All of the entries are to be printed exactly as they appear.
----
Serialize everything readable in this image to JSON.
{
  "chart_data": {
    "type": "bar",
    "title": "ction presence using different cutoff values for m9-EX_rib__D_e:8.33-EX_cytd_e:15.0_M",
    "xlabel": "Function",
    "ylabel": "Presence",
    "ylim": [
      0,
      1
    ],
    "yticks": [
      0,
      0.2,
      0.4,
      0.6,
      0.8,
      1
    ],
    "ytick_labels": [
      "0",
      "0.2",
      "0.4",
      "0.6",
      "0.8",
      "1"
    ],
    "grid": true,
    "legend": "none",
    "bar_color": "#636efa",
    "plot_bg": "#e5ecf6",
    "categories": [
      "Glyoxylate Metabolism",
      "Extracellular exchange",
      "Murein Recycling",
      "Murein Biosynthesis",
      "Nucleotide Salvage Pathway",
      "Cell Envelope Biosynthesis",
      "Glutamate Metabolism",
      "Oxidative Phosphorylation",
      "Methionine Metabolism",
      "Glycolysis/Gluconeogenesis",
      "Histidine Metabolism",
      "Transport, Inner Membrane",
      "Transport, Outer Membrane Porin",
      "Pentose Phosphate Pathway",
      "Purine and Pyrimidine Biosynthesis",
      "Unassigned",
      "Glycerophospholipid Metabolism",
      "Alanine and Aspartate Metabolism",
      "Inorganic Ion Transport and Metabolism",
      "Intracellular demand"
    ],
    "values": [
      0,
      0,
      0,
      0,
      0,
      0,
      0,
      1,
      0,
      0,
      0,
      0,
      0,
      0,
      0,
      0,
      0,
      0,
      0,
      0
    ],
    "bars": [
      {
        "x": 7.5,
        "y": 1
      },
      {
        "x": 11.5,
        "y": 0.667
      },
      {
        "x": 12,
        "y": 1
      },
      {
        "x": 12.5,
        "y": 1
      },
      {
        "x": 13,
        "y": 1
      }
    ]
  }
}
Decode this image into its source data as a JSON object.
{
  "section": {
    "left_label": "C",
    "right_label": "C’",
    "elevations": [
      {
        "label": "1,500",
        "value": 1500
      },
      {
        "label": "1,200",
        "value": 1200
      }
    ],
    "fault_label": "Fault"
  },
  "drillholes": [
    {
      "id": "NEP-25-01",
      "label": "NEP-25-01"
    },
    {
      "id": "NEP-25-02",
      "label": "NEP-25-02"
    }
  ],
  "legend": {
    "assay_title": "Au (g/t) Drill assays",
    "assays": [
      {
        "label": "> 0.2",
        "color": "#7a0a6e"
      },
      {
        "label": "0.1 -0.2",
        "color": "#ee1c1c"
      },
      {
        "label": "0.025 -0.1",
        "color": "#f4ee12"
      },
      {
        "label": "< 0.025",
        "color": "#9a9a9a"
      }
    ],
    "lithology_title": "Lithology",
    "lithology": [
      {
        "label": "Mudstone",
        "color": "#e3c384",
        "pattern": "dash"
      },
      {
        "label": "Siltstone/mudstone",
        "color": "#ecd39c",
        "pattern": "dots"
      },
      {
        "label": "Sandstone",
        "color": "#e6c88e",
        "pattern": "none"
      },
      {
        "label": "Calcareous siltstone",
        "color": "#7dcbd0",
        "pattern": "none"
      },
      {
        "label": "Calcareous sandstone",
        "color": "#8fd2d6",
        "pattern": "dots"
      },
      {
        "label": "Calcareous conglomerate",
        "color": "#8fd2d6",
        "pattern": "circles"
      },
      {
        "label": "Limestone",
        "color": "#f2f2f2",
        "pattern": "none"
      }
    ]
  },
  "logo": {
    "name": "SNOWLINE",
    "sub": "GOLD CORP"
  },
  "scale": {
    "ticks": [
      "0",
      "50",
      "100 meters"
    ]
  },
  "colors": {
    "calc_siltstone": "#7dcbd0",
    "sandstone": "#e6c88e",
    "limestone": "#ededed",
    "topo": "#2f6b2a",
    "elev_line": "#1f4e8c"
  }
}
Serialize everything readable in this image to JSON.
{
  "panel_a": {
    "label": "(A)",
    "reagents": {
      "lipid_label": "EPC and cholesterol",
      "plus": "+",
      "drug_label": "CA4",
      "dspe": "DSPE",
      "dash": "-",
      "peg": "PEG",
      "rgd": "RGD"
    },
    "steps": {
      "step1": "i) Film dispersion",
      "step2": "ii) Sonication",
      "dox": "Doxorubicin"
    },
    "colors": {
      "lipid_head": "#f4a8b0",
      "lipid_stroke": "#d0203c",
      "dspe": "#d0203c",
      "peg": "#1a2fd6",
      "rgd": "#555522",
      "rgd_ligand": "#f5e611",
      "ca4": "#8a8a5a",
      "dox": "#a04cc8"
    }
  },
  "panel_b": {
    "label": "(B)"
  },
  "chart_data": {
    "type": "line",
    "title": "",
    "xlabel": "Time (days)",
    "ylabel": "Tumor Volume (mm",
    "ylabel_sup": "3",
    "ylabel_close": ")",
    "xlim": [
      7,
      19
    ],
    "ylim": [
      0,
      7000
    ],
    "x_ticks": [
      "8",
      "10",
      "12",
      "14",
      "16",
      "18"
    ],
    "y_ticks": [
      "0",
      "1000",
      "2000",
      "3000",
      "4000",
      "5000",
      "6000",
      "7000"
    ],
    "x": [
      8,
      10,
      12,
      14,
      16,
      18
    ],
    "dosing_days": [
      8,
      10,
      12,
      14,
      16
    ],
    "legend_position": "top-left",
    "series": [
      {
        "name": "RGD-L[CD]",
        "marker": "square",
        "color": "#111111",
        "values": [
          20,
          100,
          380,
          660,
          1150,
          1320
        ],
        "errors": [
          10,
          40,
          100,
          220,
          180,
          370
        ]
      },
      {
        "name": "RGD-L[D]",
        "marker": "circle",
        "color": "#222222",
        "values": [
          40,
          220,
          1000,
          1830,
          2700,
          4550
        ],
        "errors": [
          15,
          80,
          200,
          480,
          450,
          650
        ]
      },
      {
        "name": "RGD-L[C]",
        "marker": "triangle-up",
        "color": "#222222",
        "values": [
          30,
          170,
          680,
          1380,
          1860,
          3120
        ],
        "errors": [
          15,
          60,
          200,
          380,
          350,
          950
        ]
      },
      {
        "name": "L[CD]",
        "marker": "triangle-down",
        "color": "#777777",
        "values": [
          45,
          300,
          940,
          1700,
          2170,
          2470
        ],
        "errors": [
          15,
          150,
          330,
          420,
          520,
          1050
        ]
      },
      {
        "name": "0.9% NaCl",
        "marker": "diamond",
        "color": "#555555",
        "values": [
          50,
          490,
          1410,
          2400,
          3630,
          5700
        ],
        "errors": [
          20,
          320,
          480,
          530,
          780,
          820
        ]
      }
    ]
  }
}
----
▶ _RESULT BELOW_
Serialize everything readable in this image to JSON.
{
  "chart_data": {
    "type": "bar",
    "title": "ction presence using different cutoff values for m9-EX_rib__D_e:8.33-EX_cytd_e:15.0_M",
    "xlabel": "Function",
    "ylabel": "Presence",
    "ylim": [
      0,
      1
    ],
    "yticks": [
      0,
      0.2,
      0.4,
      0.6,
      0.8,
      1
    ],
    "ytick_labels": [
      "0",
      "0.2",
      "0.4",
      "0.6",
      "0.8",
      "1"
    ],
    "grid": true,
    "legend": "none",
    "bar_color": "#636efa",
    "plot_bg": "#e5ecf6",
    "categories": [
      "Glyoxylate Metabolism",
      "Extracellular exchange",
      "Murein Recycling",
      "Murein Biosynthesis",
      "Nucleotide Salvage Pathway",
      "Cell Envelope Biosynthesis",
      "Glutamate Metabolism",
      "Oxidative Phosphorylation",
      "Methionine Metabolism",
      "Glycolysis/Gluconeogenesis",
      "Histidine Metabolism",
      "Transport, Inner Membrane",
      "Transport, Outer Membrane Porin",
      "Pentose Phosphate Pathway",
      "Purine and Pyrimidine Biosynthesis",
      "Unassigned",
      "Glycerophospholipid Metabolism",
      "Alanine and Aspartate Metabolism",
      "Inorganic Ion Transport and Metabolism",
      "Intracellular demand"
    ],
    "values": [
      0,
      0,
      0,
      0,
      0,
      0,
      0,
      1,
      0,
      0,
      0,
      0,
      0,
      0,
      0,
      0,
      0,
      0,
      0,
      0
    ],
    "bars": [
      {
        "x": 7.5,
        "y": 1
      },
      {
        "x": 11.5,
        "y": 0.667
      },
      {
        "x": 12,
        "y": 1
      },
      {
        "x": 12.5,
        "y": 1
      },
      {
        "x": 13,
        "y": 1
      }
    ]
  }
}
Decode this image into its source data as a JSON object.
{
  "section": {
    "left_label": "C",
    "right_label": "C’",
    "elevations": [
      {
        "label": "1,500",
        "value": 1500
      },
      {
        "label": "1,200",
        "value": 1200
      }
    ],
    "fault_label": "Fault"
  },
  "drillholes": [
    {
      "id": "NEP-25-01",
      "label": "NEP-25-01"
    },
    {
      "id": "NEP-25-02",
      "label": "NEP-25-02"
    }
  ],
  "legend": {
    "assay_title": "Au (g/t) Drill assays",
    "assays": [
      {
        "label": "> 0.2",
        "color": "#7a0a6e"
      },
      {
        "label": "0.1 -0.2",
        "color": "#ee1c1c"
      },
      {
        "label": "0.025 -0.1",
        "color": "#f4ee12"
      },
      {
        "label": "< 0.025",
        "color": "#9a9a9a"
      }
    ],
    "lithology_title": "Lithology",
    "lithology": [
      {
        "label": "Mudstone",
        "color": "#e3c384",
        "pattern": "dash"
      },
      {
        "label": "Siltstone/mudstone",
        "color": "#ecd39c",
        "pattern": "dots"
      },
      {
        "label": "Sandstone",
        "color": "#e6c88e",
        "pattern": "none"
      },
      {
        "label": "Calcareous siltstone",
        "color": "#7dcbd0",
        "pattern": "none"
      },
      {
        "label": "Calcareous sandstone",
        "color": "#8fd2d6",
        "pattern": "dots"
      },
      {
        "label": "Calcareous conglomerate",
        "color": "#8fd2d6",
        "pattern": "circles"
      },
      {
        "label": "Limestone",
        "color": "#f2f2f2",
        "pattern": "none"
      }
    ]
  },
  "logo": {
    "name": "SNOWLINE",
    "sub": "GOLD CORP"
  },
  "scale": {
    "ticks": [
      "0",
      "50",
      "100 meters"
    ]
  },
  "colors": {
    "calc_siltstone": "#7dcbd0",
    "sandstone": "#e6c88e",
    "limestone": "#ededed",
    "topo": "#2f6b2a",
    "elev_line": "#1f4e8c"
  }
}
Serialize everything readable in this image to JSON.
{
  "panel_a": {
    "label": "(A)",
    "reagents": {
      "lipid_label": "EPC and cholesterol",
      "plus": "+",
      "drug_label": "CA4",
      "dspe": "DSPE",
      "dash": "-",
      "peg": "PEG",
      "rgd": "RGD"
    },
    "steps": {
      "step1": "i) Film dispersion",
      "step2": "ii) Sonication",
      "dox": "Doxorubicin"
    },
    "colors": {
      "lipid_head": "#f4a8b0",
      "lipid_stroke": "#d0203c",
      "dspe": "#d0203c",
      "peg": "#1a2fd6",
      "rgd": "#555522",
      "rgd_ligand": "#f5e611",
      "ca4": "#8a8a5a",
      "dox": "#a04cc8"
    }
  },
  "panel_b": {
    "label": "(B)"
  },
  "chart_data": {
    "type": "line",
    "title": "",
    "xlabel": "Time (days)",
    "ylabel": "Tumor Volume (mm",
    "ylabel_sup": "3",
    "ylabel_close": ")",
    "xlim": [
      7,
      19
    ],
    "ylim": [
      0,
      7000
    ],
    "x_ticks": [
      "8",
      "10",
      "12",
      "14",
      "16",
      "18"
    ],
    "y_ticks": [
      "0",
      "1000",
      "2000",
      "3000",
      "4000",
      "5000",
      "6000",
      "7000"
    ],
    "x": [
      8,
      10,
      12,
      14,
      16,
      18
    ],
    "dosing_days": [
      8,
      10,
      12,
      14,
      16
    ],
    "legend_position": "top-left",
    "series": [
      {
        "name": "RGD-L[CD]",
        "marker": "square",
        "color": "#111111",
        "values": [
          20,
          100,
          380,
          660,
          1150,
          1320
        ],
        "errors": [
          10,
          40,
          100,
          220,
          180,
          370
        ]
      },
      {
        "name": "RGD-L[D]",
        "marker": "circle",
        "color": "#222222",
        "values": [
          40,
          220,
          1000,
          1830,
          2700,
          4550
        ],
        "errors": [
          15,
          80,
          200,
          480,
          450,
          650
        ]
      },
      {
        "name": "RGD-L[C]",
        "marker": "triangle-up",
        "color": "#222222",
        "values": [
          30,
          170,
          680,
          1380,
          1860,
          3120
        ],
        "errors": [
          15,
          60,
          200,
          380,
          350,
          950
        ]
      },
      {
        "name": "L[CD]",
        "marker": "triangle-down",
        "color": "#777777",
        "values": [
          45,
          300,
          940,
          1700,
          2170,
          2470
        ],
        "errors": [
          15,
          150,
          330,
          420,
          520,
          1050
        ]
      },
      {
        "name": "0.9% NaCl",
        "marker": "diamond",
        "color": "#555555",
        "values": [
          50,
          490,
          1410,
          2400,
          3630,
          5700
        ],
        "errors": [
          20,
          320,
          480,
          530,
          780,
          820
        ]
      }
    ]
  }
}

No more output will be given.